Report back each line of the records that contains the string "object".

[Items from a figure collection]
============

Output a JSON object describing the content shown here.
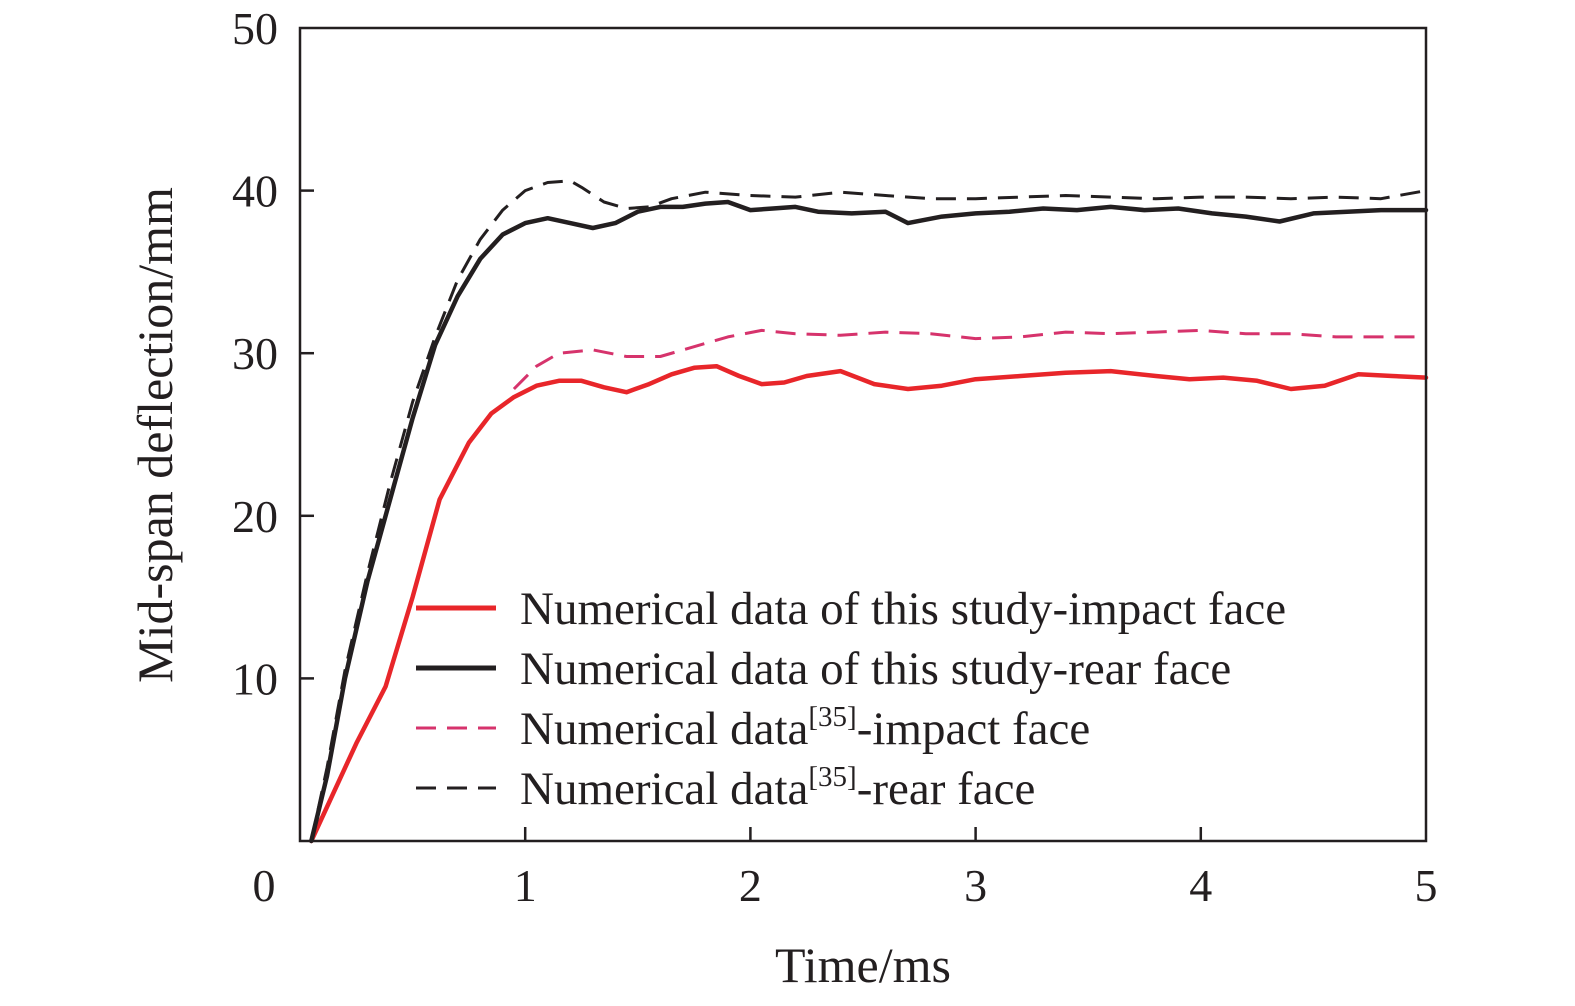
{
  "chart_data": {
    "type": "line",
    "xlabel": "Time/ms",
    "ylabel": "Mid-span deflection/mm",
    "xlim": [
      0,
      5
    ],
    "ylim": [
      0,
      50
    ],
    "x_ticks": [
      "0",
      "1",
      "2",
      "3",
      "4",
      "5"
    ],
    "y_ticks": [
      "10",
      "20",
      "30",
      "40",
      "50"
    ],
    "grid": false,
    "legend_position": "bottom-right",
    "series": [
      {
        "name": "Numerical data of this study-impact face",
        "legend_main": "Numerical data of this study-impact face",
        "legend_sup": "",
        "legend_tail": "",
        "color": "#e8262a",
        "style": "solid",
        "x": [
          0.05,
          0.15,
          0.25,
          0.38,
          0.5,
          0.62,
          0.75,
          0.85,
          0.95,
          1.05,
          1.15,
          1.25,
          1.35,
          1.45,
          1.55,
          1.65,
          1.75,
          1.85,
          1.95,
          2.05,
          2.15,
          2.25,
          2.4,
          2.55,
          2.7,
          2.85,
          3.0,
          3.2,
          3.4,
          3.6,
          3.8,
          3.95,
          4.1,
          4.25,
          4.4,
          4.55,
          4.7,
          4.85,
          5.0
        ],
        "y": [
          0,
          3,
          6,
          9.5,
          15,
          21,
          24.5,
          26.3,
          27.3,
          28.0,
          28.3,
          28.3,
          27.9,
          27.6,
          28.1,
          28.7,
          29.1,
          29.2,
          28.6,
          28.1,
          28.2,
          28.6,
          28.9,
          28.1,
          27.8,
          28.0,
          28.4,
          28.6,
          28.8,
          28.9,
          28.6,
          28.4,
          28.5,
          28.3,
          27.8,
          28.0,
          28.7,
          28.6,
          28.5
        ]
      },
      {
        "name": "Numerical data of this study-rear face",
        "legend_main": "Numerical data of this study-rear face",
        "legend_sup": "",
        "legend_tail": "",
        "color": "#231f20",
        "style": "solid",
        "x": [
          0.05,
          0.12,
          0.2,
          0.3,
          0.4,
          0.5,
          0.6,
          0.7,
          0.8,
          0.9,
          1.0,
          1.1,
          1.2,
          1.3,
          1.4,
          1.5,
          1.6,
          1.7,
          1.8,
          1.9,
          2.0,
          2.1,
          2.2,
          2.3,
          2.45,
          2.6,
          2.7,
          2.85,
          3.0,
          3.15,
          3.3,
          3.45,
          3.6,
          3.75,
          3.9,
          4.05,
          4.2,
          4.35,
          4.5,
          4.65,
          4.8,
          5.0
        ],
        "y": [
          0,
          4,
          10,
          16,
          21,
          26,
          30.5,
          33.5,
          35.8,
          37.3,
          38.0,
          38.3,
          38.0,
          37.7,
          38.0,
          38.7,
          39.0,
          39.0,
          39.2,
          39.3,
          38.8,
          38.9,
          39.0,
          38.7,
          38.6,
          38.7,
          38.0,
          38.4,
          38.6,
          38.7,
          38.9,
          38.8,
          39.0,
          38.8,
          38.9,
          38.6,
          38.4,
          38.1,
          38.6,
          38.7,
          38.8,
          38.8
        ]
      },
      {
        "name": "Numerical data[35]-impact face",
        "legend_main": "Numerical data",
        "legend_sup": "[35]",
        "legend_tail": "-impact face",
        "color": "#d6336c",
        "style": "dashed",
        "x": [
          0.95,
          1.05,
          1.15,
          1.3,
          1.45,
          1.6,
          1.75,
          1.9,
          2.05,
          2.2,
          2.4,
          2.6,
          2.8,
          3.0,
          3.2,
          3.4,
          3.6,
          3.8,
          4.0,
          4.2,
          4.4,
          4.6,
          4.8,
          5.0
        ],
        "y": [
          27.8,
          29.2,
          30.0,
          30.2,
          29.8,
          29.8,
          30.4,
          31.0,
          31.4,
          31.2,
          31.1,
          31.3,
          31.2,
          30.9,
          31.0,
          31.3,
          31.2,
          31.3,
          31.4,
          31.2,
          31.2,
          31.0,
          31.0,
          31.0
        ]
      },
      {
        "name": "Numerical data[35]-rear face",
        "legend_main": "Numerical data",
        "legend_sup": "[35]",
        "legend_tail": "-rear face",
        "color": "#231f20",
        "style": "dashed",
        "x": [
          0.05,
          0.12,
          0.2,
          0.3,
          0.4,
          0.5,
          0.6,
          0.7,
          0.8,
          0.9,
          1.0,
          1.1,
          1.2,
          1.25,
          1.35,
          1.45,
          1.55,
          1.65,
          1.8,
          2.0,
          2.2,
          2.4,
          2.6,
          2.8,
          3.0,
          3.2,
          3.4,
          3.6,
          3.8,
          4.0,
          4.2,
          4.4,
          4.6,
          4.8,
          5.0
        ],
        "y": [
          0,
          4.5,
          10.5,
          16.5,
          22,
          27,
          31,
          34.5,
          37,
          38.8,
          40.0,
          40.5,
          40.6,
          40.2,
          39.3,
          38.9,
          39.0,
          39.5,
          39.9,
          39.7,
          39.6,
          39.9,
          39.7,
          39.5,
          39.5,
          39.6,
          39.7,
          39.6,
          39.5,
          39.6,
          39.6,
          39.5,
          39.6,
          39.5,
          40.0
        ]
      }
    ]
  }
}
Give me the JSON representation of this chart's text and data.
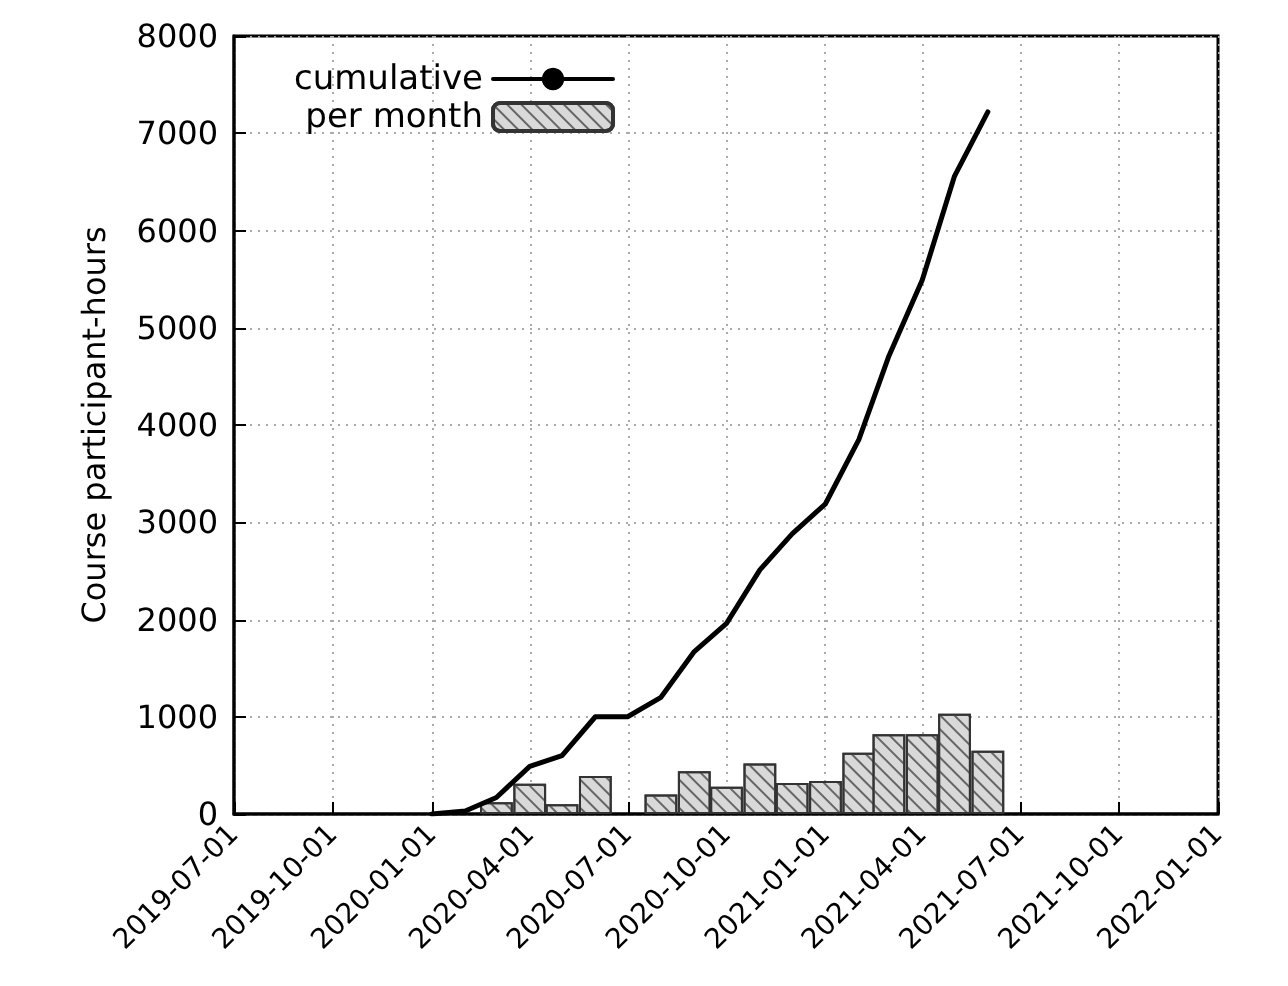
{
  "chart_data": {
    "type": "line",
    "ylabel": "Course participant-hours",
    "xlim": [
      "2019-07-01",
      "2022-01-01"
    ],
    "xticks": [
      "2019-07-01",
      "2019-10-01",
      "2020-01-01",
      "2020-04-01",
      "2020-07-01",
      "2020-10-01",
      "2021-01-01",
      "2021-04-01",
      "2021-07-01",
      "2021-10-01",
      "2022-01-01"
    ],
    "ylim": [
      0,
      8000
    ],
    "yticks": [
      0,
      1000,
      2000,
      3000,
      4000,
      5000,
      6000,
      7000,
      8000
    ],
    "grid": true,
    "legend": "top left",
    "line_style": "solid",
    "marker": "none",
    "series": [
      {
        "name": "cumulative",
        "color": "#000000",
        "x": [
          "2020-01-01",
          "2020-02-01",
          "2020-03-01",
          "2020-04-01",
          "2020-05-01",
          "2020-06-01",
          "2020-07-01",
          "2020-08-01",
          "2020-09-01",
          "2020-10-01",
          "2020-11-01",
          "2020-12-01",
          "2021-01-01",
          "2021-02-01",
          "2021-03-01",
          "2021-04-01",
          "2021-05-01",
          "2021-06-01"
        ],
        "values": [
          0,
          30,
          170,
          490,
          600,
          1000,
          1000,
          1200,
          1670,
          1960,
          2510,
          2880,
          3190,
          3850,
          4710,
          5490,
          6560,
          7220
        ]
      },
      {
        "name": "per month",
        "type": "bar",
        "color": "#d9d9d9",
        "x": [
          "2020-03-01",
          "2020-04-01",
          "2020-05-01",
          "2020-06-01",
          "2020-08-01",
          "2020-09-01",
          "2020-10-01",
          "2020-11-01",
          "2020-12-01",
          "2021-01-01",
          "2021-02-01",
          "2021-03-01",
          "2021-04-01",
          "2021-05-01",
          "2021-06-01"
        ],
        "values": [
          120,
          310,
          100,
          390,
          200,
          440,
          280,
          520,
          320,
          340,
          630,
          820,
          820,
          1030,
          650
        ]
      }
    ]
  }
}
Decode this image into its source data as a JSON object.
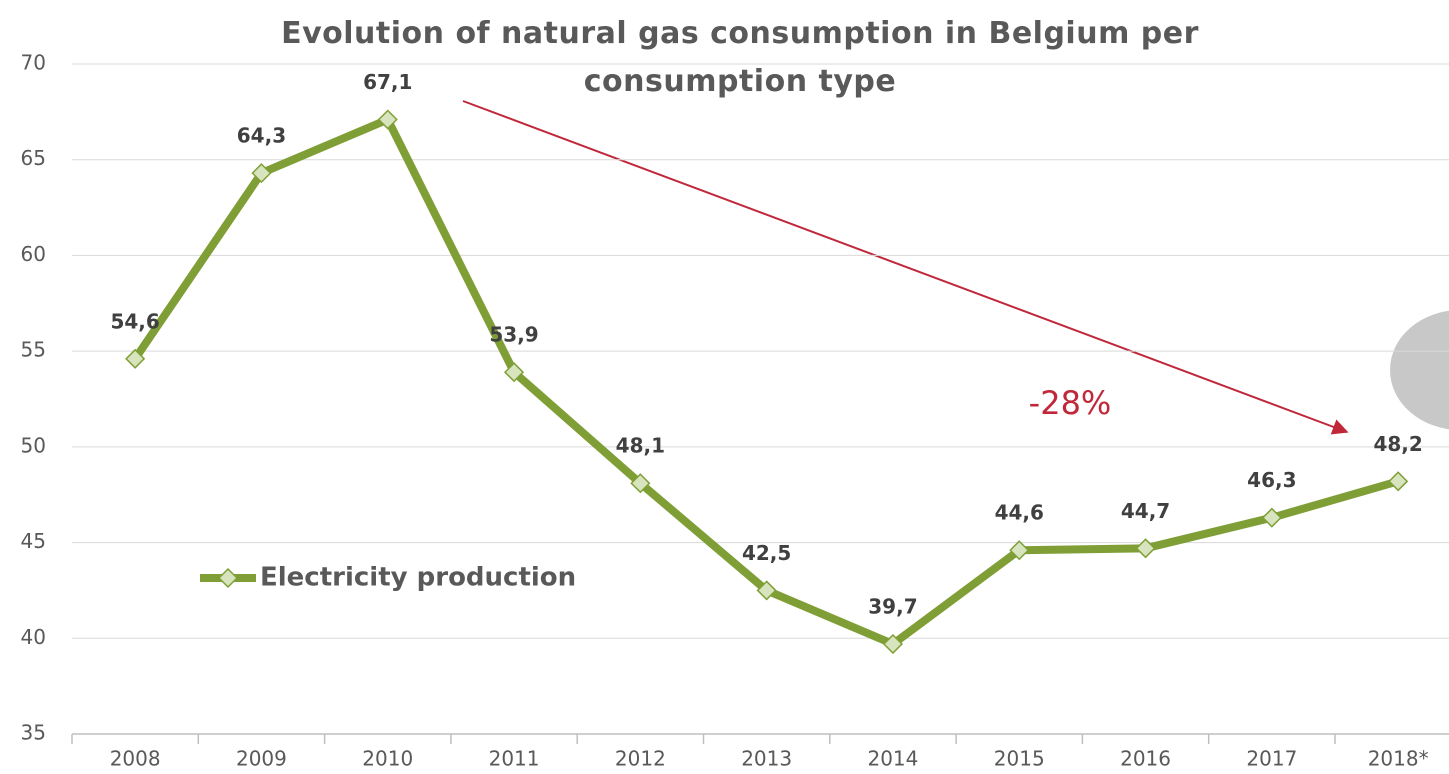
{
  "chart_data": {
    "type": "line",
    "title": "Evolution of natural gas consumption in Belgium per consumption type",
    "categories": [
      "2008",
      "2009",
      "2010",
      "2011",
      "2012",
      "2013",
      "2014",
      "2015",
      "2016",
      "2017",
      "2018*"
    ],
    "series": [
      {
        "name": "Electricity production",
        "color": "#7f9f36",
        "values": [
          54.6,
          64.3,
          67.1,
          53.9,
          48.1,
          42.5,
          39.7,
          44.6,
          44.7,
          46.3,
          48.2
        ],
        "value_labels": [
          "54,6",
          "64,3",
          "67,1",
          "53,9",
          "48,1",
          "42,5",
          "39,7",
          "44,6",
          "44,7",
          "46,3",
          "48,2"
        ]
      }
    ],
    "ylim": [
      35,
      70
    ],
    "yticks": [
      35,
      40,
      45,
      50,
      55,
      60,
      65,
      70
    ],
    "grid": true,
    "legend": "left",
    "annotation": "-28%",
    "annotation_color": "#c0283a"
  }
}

============

EXERCISE ANSWER →
Output a JSON object describing the content shown here.
Decode this image into its source data as a JSON object.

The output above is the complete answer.